#### Work to be completed
Copy the rows from the one containing "italic-button[interactable]: К (119, 101, 137, 121)" through the one containing "horizontal-ruler[interactable] (101, 163, 1121, 181)", changing "Вставить" to "Paste" and keeping everything else the same.

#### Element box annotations
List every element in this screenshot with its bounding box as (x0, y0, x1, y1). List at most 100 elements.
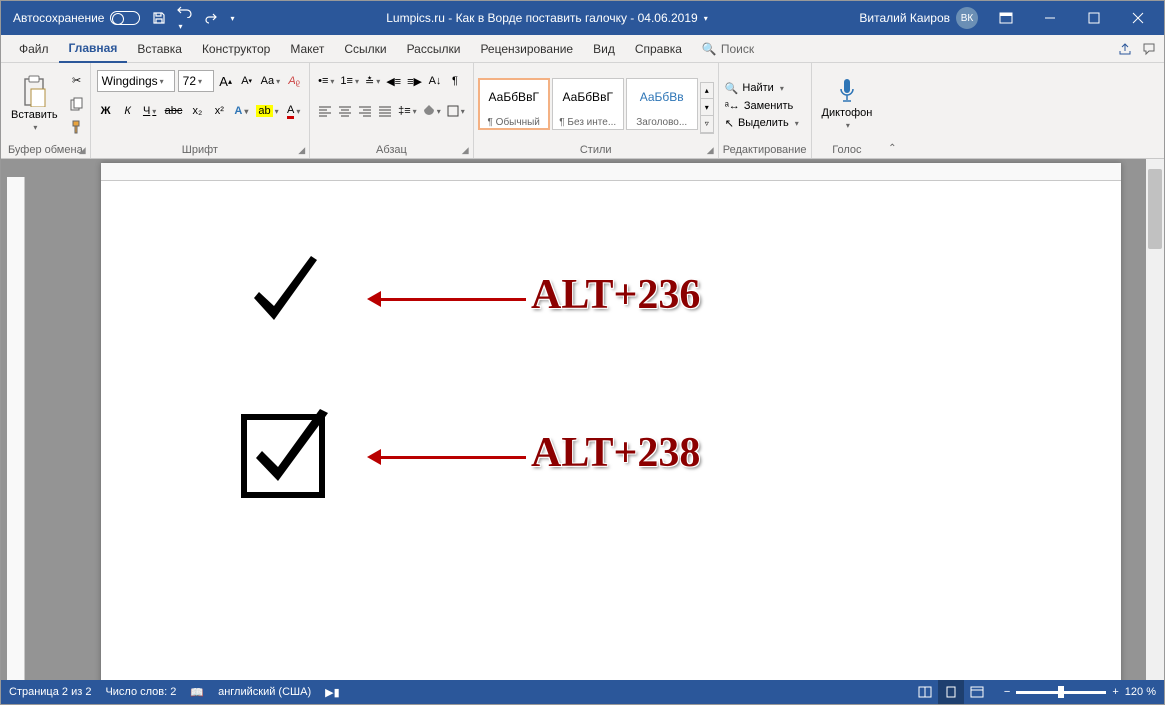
italic-button[interactable]: К (119, 101, 137, 121)
tab-review[interactable]: Рецензирование (470, 35, 583, 63)
doc-title: Lumpics.ru - Как в Ворде поставить галоч… (235, 11, 860, 25)
superscript-button[interactable]: x² (210, 101, 228, 121)
dictate-button[interactable]: Диктофон ▾ (816, 68, 879, 140)
vertical-scrollbar[interactable] (1146, 159, 1164, 680)
sort-icon[interactable]: A↓ (426, 71, 444, 91)
group-voice: Диктофон ▾ Голос (812, 63, 883, 158)
align-right-icon[interactable] (356, 101, 374, 121)
statusbar: Страница 2 из 2 Число слов: 2 📖 английск… (1, 680, 1164, 704)
style-normal[interactable]: АаБбВвГ ¶ Обычный (478, 78, 550, 130)
font-color-icon[interactable]: A▾ (285, 101, 303, 121)
spellcheck-icon[interactable]: 📖 (190, 686, 204, 699)
paste-button[interactable]: Вставить ▾ (5, 68, 64, 140)
horizontal-ruler[interactable] (101, 163, 1121, 181)
find-button[interactable]: 🔍Найти▾ (723, 81, 801, 96)
clear-formatting-icon[interactable]: Aᵨ (285, 71, 303, 91)
zoom-out-button[interactable]: − (1004, 686, 1010, 698)
decrease-indent-icon[interactable]: ◀≡ (384, 71, 403, 91)
group-paragraph: •≡▾ 1≡▾ ≛▾ ◀≡ ≡▶ A↓ ¶ ‡≡▾ ▾ ▾ (310, 63, 474, 158)
search-box[interactable]: 🔍 Поиск (702, 42, 754, 56)
tab-layout[interactable]: Макет (280, 35, 334, 63)
print-layout-icon[interactable] (938, 680, 964, 704)
style-heading1[interactable]: АаБбВв Заголово... (626, 78, 698, 130)
tab-home[interactable]: Главная (59, 35, 128, 63)
align-center-icon[interactable] (336, 101, 354, 121)
vertical-ruler[interactable] (7, 177, 25, 680)
justify-icon[interactable] (376, 101, 394, 121)
comments-icon[interactable] (1142, 42, 1156, 56)
select-button[interactable]: ↖Выделить▾ (723, 116, 801, 131)
tab-design[interactable]: Конструктор (192, 35, 280, 63)
dialog-launcher-icon[interactable]: ◢ (462, 145, 469, 156)
close-button[interactable] (1116, 1, 1160, 35)
font-size-combo[interactable]: 72▾ (178, 70, 214, 92)
tab-view[interactable]: Вид (583, 35, 625, 63)
ribbon-display-options-icon[interactable] (984, 1, 1028, 35)
page[interactable]: ALT+236 ALT+238 (101, 163, 1121, 680)
document-area: ALT+236 ALT+238 (1, 159, 1164, 680)
zoom-in-button[interactable]: + (1112, 686, 1118, 698)
styles-scroll[interactable]: ▴▾▿ (700, 82, 714, 134)
cursor-icon: ↖ (725, 117, 734, 130)
redo-icon[interactable] (204, 11, 218, 25)
web-layout-icon[interactable] (964, 680, 990, 704)
save-icon[interactable] (152, 11, 166, 25)
minimize-button[interactable] (1028, 1, 1072, 35)
line-spacing-icon[interactable]: ‡≡▾ (396, 101, 419, 121)
annotation-label-1: ALT+236 (531, 271, 700, 319)
clipboard-icon (20, 75, 48, 107)
numbering-icon[interactable]: 1≡▾ (338, 71, 361, 91)
word-window: Автосохранение ▾ ▾ Lumpics.ru - Как в Во… (0, 0, 1165, 705)
tab-references[interactable]: Ссылки (334, 35, 396, 63)
align-left-icon[interactable] (316, 101, 334, 121)
maximize-button[interactable] (1072, 1, 1116, 35)
zoom-level[interactable]: 120 % (1125, 686, 1156, 698)
chevron-down-icon: ▾ (33, 123, 37, 132)
collapse-ribbon-icon[interactable]: ⌃ (888, 143, 896, 154)
increase-indent-icon[interactable]: ≡▶ (405, 71, 424, 91)
change-case-icon[interactable]: Aa▾ (259, 71, 282, 91)
bullets-icon[interactable]: •≡▾ (316, 71, 336, 91)
dialog-launcher-icon[interactable]: ◢ (79, 145, 86, 156)
shrink-font-icon[interactable]: A▾ (238, 71, 256, 91)
replace-button[interactable]: ᵃ↔Заменить (723, 99, 801, 113)
copy-icon[interactable] (68, 94, 86, 114)
underline-button[interactable]: Ч▾ (141, 101, 159, 121)
user-name: Виталий Каиров (859, 11, 950, 25)
tab-mailings[interactable]: Рассылки (397, 35, 471, 63)
cut-icon[interactable]: ✂ (68, 71, 86, 91)
dialog-launcher-icon[interactable]: ◢ (707, 145, 714, 156)
avatar: ВК (956, 7, 978, 29)
page-indicator[interactable]: Страница 2 из 2 (9, 686, 91, 698)
macro-icon[interactable]: ▶▮ (325, 686, 340, 699)
style-no-spacing[interactable]: АаБбВвГ ¶ Без инте... (552, 78, 624, 130)
language-indicator[interactable]: английский (США) (218, 686, 311, 698)
zoom-control: − + 120 % (1004, 686, 1156, 698)
grow-font-icon[interactable]: A▴ (217, 71, 235, 91)
undo-icon[interactable]: ▾ (176, 4, 194, 32)
dialog-launcher-icon[interactable]: ◢ (298, 145, 305, 156)
highlight-icon[interactable]: ab▾ (254, 101, 280, 121)
search-icon: 🔍 (725, 82, 739, 95)
tab-help[interactable]: Справка (625, 35, 692, 63)
read-mode-icon[interactable] (912, 680, 938, 704)
user-account[interactable]: Виталий Каиров ВК (859, 7, 978, 29)
scrollbar-thumb[interactable] (1148, 169, 1162, 249)
autosave-label: Автосохранение (13, 11, 104, 25)
share-icon[interactable] (1118, 42, 1132, 56)
subscript-button[interactable]: x₂ (188, 101, 206, 121)
format-painter-icon[interactable] (68, 117, 86, 137)
multilevel-icon[interactable]: ≛▾ (363, 71, 382, 91)
show-marks-icon[interactable]: ¶ (446, 71, 464, 91)
font-name-combo[interactable]: Wingdings▾ (97, 70, 175, 92)
bold-button[interactable]: Ж (97, 101, 115, 121)
autosave-toggle[interactable]: Автосохранение (13, 11, 140, 25)
shading-icon[interactable]: ▾ (421, 101, 443, 121)
strikethrough-button[interactable]: abc (163, 101, 185, 121)
zoom-slider[interactable] (1016, 691, 1106, 694)
word-count[interactable]: Число слов: 2 (105, 686, 176, 698)
text-effects-icon[interactable]: A▾ (232, 101, 250, 121)
tab-file[interactable]: Файл (9, 35, 59, 63)
tab-insert[interactable]: Вставка (127, 35, 192, 63)
borders-icon[interactable]: ▾ (445, 101, 467, 121)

#### Finished task
italic-button[interactable]: К (119, 101, 137, 121)
tab-review[interactable]: Рецензирование (470, 35, 583, 63)
doc-title: Lumpics.ru - Как в Ворде поставить галоч… (235, 11, 860, 25)
superscript-button[interactable]: x² (210, 101, 228, 121)
dictate-button[interactable]: Диктофон ▾ (816, 68, 879, 140)
vertical-scrollbar[interactable] (1146, 159, 1164, 680)
sort-icon[interactable]: A↓ (426, 71, 444, 91)
group-voice: Диктофон ▾ Голос (812, 63, 883, 158)
align-right-icon[interactable] (356, 101, 374, 121)
statusbar: Страница 2 из 2 Число слов: 2 📖 английск… (1, 680, 1164, 704)
style-normal[interactable]: АаБбВвГ ¶ Обычный (478, 78, 550, 130)
font-color-icon[interactable]: A▾ (285, 101, 303, 121)
spellcheck-icon[interactable]: 📖 (190, 686, 204, 699)
paste-button[interactable]: Paste ▾ (5, 68, 64, 140)
horizontal-ruler[interactable] (101, 163, 1121, 181)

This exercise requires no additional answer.